**Work to do**
Please rewrite the stretch of the Org-mode text from "As I’ve mentioned" through "personal information organiser.", with "Vim" in place of "Emacs" each time it occurs.

begin Text to read

As I’ve mentioned previously, I periodically try out new task management software. The latest in that story is Emacs and Org-mode.

What is Org?

In its creator’s own words, Org is:

“for keeping notes, maintaining TODO lists, planning projects, and authoring documents with a fast and effective plain-text system”

It started as an Emacs extension for authoring documents with some neat outlining features, then went mad with power and became a complete personal information organiser.

But wait, what the **** is Emacs?

Emacs is the mother of all text editors. It’s one of the oldest pieces of free software, having been around since the dawn of time 1970’s, and is still under active development. Being so venerable, it still cleaves to the conventions of the 70’s and is entirely keyboard-controllable (though it now has excellent support for your favourite rodent as well).

“Text editor” is actually a pretty loose term in this instance: it’s completely programmable, in a slightly odd language called Elisp (which appeals to my computer scientist side). Because many of the people who use it are programmers, it’s been extended to do almost anything that you might want, from transparently editing encrypted or remote (or both) files to browsing the web and checking your email.

end Text to read
begin Given data

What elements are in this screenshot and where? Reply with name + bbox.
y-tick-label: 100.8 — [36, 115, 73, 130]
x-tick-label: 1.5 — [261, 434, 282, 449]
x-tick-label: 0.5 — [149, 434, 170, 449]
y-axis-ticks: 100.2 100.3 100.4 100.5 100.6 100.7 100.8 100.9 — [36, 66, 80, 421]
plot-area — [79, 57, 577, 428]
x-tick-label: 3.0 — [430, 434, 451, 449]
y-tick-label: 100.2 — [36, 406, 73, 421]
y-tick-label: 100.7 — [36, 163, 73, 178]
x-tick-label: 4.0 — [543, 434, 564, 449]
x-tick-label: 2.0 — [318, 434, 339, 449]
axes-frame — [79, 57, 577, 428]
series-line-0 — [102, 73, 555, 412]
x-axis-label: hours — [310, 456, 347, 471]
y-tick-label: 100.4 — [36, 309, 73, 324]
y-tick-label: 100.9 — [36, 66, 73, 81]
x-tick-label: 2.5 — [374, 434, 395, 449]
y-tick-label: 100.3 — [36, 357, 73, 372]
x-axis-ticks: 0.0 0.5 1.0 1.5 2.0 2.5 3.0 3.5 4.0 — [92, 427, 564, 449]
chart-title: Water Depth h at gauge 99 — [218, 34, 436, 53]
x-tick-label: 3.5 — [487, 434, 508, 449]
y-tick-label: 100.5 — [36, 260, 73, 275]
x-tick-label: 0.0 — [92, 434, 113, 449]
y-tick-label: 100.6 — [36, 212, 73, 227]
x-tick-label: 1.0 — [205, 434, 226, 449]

end Given data

**Complete answer**
As I’ve mentioned previously, I periodically try out new task management software. The latest in that story is Vim and Org-mode.

What is Org?

In its creator’s own words, Org is:

“for keeping notes, maintaining TODO lists, planning projects, and authoring documents with a fast and effective plain-text system”

It started as an Vim extension for authoring documents with some neat outlining features, then went mad with power and became a complete personal information organiser.